Source passage:
=-=-=
Sermon–Easter Day 2014

Sermon

Easter Day

April 20, 2014

William Bradbury

 

Acts 10:34-43 
Colossians 3:1-4 
Matthew 28:1-10 

I heard about a teacher who received a note from her student: It read—

“I loved what I was learning but I couldn’t make it stay in my head. It was too different from what I had already learned, so my brain just kept switching back to default.” See N. T. Wright Surprised by Hope, my inspiration throughout the Great Three Days.

This could be written by churchgoers on Easter Sunday because even though the New Testament teaches bodily Resurrection over and over, it is too much for us, so we keep reverting back to the default.

For example:

At the end of our service we will join the choir in singing Handel’s Halleluiah Chorus, in which we will sing this famous line which comes from the 11th chapter of the Book of Revelation: It goes:

“The kingdom of this world
Is become the kingdom of our Lord,
And of His Christ…;
And He shall reign for ever and ever,”

 

In the South where I come from if you ask people to write down what this means they will write something like: “This means that because Jesus died on the cross for my sins and rose from the dead, when I die my soul will go to heaven to live with God for ever and ever.”
=-=-=
Problems to solve:
a – Please print the part of the Easter sermon that opens with the words containing "I heard about" and closes with "to the default.".
b – According to the Easter sermon, what is the source of the famous line sung in the Halleluiah Chorus?
c – Decide whether each statement agrees with the Easter sermon, answering yes or no and quoting the words that settle it. (i) The sermon is dated April 20, 2014. (ii) The choir and congregation will sing the Halleluiah Chorus at the start of the service. (iii) The sermon names N. T. Wright's Surprised by Hope as its inspiration throughout the Great Three Days.

Material supplied:
=-=-=
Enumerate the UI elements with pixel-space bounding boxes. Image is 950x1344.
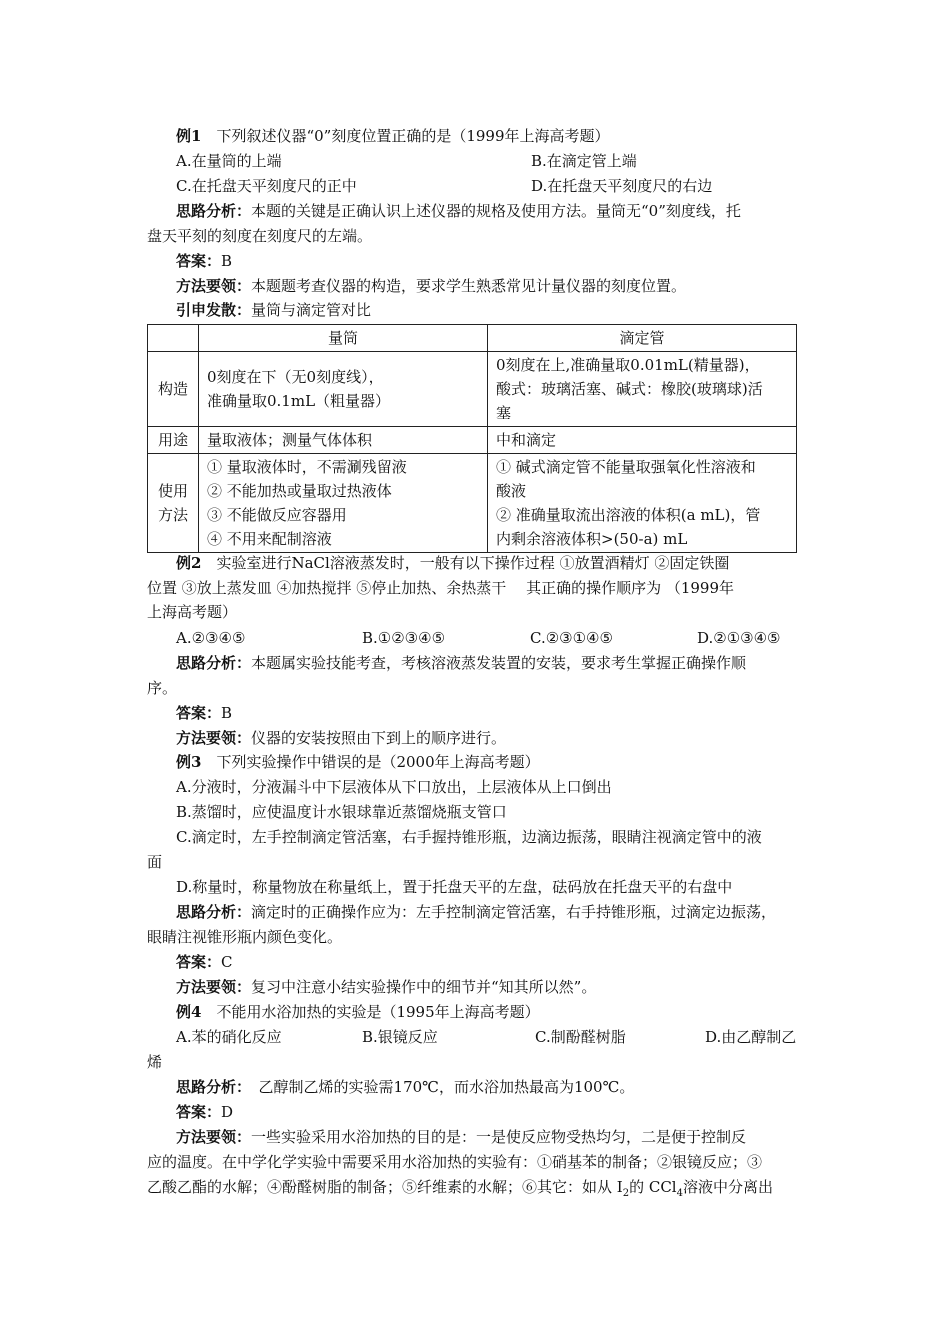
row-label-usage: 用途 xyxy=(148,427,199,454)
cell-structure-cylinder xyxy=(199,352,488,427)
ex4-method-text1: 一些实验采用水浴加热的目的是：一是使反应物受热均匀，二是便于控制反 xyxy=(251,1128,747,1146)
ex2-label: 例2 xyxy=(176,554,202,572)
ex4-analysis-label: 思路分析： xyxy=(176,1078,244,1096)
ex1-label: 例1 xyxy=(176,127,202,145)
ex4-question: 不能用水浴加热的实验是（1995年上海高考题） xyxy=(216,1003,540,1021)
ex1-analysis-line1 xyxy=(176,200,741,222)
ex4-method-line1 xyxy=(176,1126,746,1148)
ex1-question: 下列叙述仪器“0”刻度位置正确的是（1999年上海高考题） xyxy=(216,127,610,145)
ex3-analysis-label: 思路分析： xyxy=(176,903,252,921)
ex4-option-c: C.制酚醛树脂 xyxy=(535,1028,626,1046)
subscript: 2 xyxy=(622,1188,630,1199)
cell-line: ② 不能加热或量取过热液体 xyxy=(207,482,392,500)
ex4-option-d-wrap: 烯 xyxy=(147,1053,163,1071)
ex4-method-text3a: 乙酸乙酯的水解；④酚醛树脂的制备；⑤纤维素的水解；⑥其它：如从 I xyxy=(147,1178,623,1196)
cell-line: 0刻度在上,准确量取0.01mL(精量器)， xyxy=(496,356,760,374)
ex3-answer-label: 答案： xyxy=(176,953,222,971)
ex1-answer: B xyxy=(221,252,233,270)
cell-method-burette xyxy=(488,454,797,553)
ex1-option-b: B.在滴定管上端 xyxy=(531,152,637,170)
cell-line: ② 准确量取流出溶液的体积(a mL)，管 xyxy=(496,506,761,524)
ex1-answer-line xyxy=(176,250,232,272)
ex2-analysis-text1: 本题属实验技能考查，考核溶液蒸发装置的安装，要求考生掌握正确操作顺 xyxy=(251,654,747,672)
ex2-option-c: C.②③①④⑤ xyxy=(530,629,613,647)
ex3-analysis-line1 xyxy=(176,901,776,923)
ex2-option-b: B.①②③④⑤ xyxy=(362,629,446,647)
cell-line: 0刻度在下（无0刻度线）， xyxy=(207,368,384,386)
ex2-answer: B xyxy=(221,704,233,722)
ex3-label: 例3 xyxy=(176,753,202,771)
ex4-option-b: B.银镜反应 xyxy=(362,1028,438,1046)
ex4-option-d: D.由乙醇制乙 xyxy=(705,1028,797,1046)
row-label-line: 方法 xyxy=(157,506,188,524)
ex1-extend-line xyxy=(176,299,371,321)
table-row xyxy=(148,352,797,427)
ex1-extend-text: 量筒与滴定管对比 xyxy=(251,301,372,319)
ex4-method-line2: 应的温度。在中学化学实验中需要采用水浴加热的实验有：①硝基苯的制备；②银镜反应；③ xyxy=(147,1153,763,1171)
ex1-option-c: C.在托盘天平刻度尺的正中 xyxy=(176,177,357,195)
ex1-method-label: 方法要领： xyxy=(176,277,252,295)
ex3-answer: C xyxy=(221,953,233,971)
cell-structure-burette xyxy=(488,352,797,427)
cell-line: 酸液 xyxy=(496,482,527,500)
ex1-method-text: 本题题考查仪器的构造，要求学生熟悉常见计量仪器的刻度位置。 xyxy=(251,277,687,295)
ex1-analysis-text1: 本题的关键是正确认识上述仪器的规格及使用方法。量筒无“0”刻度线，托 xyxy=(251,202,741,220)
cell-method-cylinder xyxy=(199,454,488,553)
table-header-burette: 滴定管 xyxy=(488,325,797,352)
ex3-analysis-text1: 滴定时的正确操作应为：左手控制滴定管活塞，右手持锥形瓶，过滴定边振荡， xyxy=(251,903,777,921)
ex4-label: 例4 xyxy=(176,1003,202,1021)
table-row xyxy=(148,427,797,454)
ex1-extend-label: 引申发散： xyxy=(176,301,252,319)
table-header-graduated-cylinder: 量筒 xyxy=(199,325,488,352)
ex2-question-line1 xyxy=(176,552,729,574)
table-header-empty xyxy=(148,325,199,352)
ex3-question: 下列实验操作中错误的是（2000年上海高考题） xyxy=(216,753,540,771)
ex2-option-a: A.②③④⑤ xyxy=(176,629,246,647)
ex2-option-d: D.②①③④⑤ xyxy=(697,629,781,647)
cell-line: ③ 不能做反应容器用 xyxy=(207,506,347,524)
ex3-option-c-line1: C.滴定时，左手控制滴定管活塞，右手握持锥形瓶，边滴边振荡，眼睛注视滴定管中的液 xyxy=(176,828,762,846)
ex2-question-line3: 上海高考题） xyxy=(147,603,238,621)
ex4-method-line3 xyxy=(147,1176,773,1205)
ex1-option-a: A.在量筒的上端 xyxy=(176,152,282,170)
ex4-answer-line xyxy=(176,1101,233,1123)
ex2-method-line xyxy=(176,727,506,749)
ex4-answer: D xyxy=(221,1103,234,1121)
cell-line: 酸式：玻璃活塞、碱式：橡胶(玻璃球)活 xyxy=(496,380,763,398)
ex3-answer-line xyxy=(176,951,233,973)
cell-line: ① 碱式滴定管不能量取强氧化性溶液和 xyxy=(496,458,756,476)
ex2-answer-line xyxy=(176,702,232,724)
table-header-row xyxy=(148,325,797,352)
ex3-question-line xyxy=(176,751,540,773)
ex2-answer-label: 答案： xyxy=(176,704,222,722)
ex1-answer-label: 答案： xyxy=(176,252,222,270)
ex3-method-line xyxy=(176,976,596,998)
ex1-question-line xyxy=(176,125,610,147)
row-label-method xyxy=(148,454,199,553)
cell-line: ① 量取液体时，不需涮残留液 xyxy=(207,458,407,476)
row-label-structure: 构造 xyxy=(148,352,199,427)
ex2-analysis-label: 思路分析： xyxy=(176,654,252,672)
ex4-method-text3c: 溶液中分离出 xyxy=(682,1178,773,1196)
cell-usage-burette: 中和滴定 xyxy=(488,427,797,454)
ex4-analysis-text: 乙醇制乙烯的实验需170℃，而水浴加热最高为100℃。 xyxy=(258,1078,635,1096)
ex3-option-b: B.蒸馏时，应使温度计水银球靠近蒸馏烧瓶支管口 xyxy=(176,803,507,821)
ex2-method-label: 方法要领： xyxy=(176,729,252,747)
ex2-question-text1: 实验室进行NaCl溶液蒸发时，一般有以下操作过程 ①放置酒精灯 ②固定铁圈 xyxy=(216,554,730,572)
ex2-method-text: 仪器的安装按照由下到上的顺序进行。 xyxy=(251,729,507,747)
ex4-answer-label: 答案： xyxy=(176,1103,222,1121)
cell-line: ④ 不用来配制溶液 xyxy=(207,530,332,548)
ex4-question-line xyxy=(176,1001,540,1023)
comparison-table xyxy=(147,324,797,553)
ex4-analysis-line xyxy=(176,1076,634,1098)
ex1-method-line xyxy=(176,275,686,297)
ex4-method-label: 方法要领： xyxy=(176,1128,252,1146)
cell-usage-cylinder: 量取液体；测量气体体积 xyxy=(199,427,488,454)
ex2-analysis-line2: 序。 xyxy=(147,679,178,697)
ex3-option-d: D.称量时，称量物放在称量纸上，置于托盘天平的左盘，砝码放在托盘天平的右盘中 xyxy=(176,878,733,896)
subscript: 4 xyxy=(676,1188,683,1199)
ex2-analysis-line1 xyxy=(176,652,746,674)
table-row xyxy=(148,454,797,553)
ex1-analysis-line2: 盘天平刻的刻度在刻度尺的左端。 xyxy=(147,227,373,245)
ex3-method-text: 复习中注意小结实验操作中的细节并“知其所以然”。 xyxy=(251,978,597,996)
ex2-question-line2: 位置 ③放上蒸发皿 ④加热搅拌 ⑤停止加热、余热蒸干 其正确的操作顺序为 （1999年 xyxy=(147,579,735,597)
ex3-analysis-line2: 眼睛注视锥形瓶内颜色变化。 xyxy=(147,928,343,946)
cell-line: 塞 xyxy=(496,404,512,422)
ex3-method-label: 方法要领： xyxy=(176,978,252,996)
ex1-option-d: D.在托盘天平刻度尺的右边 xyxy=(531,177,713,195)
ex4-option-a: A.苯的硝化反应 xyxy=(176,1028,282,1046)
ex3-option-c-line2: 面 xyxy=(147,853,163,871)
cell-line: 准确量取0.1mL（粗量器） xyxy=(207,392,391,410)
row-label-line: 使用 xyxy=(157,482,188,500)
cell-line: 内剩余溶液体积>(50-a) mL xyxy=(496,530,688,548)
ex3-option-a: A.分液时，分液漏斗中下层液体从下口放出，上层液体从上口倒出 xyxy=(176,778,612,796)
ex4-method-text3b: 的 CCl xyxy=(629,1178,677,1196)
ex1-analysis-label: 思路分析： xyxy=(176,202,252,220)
=-=-=
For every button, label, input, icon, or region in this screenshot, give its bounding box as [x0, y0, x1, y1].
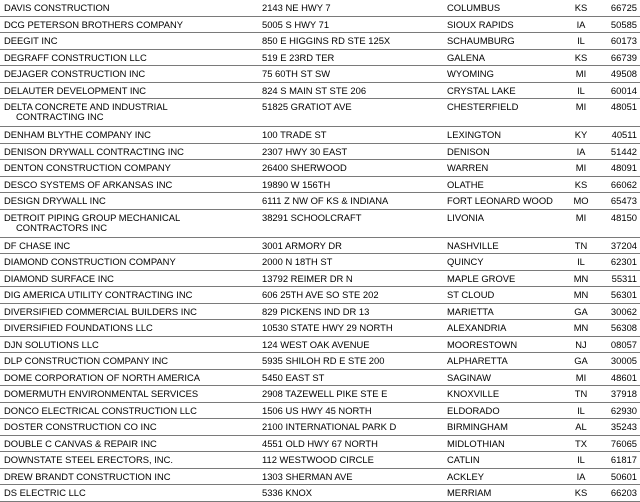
=-=-=
Results for the exercise:
a –
I heard about a teacher who received a note from her student: It read—

“I loved what I was learning but I couldn’t make it stay in my head. It was too different from what I had already learned, so my brain just kept switching back to default.” See N. T. Wright Surprised by Hope, my inspiration throughout the Great Three Days.

This could be written by churchgoers on Easter Sunday because even though the New Testament teaches bodily Resurrection over and over, it is too much for us, so we keep reverting back to the default.

b – The 11th chapter of the Book of Revelation.

c –
(i) Yes: "April 20, 2014"
(ii) No: "At the end of our service we will join the choir in singing Handel’s Halleluiah Chorus"
(iii) Yes: "See N. T. Wright Surprised by Hope, my inspiration throughout the Great Three Days."